## Available records
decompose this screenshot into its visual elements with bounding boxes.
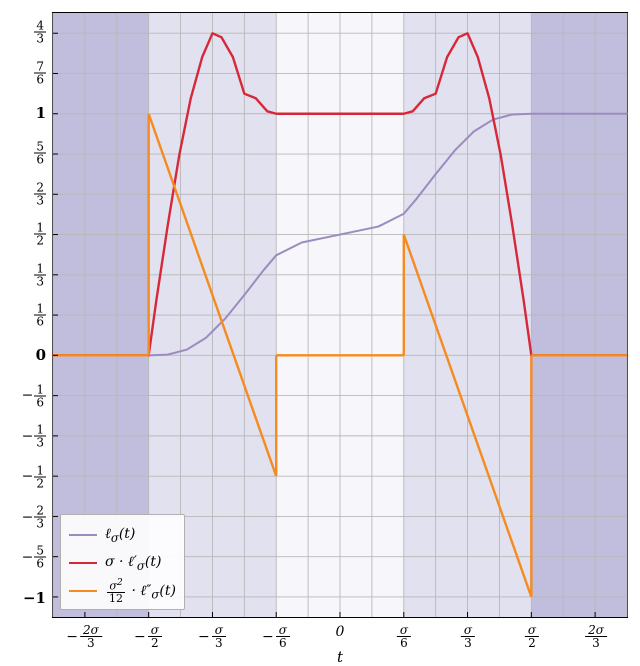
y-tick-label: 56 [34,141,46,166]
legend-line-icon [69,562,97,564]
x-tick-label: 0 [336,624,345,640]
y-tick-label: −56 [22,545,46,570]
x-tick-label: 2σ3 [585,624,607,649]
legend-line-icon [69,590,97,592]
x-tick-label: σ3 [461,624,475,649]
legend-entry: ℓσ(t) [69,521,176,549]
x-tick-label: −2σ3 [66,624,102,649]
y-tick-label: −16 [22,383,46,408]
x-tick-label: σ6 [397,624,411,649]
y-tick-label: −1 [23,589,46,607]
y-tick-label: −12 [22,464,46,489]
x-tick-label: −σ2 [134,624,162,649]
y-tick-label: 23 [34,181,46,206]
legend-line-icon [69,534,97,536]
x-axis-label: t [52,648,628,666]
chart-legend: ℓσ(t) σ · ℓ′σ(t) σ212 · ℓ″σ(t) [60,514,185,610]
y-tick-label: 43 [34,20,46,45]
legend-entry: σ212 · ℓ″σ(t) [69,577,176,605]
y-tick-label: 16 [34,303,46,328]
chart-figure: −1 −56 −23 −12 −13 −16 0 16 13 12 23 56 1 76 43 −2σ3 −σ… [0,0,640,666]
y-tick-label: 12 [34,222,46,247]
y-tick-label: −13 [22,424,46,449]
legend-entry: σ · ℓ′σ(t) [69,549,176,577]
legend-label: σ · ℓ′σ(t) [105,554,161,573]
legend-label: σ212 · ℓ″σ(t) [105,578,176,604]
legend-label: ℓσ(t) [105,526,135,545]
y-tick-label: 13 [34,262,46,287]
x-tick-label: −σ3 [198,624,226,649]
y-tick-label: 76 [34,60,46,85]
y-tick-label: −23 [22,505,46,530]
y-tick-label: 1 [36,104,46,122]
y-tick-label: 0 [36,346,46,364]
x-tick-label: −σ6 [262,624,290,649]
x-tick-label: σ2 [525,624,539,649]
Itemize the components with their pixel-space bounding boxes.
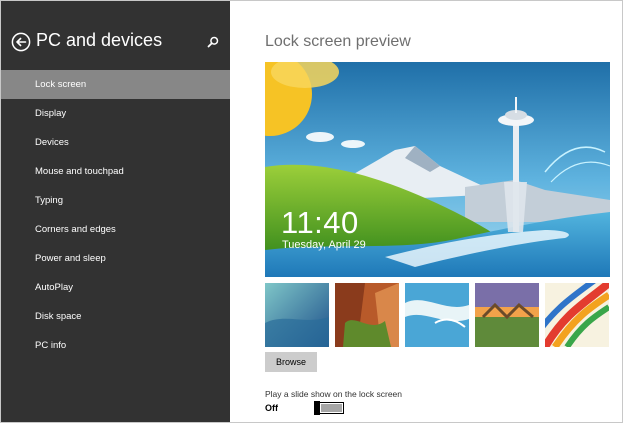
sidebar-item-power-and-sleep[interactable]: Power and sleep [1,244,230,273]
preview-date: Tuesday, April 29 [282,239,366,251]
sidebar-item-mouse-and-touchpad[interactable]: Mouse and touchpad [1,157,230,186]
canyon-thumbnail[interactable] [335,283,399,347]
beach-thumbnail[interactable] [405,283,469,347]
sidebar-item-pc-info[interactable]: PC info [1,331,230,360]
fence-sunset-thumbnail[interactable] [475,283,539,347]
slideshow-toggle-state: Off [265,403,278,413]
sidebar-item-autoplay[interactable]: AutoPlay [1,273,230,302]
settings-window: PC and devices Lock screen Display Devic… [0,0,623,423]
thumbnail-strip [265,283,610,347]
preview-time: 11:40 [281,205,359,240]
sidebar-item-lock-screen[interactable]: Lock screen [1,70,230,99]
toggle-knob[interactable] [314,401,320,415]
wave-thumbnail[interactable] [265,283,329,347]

## Task prompt
Show every line of the items above that contains the word "with", treating uppercase and lowercase as different.

## Written response
decompose this screenshot into its visual elements with bounding boxes.
Itemize the components with their pixel-space bounding boxes.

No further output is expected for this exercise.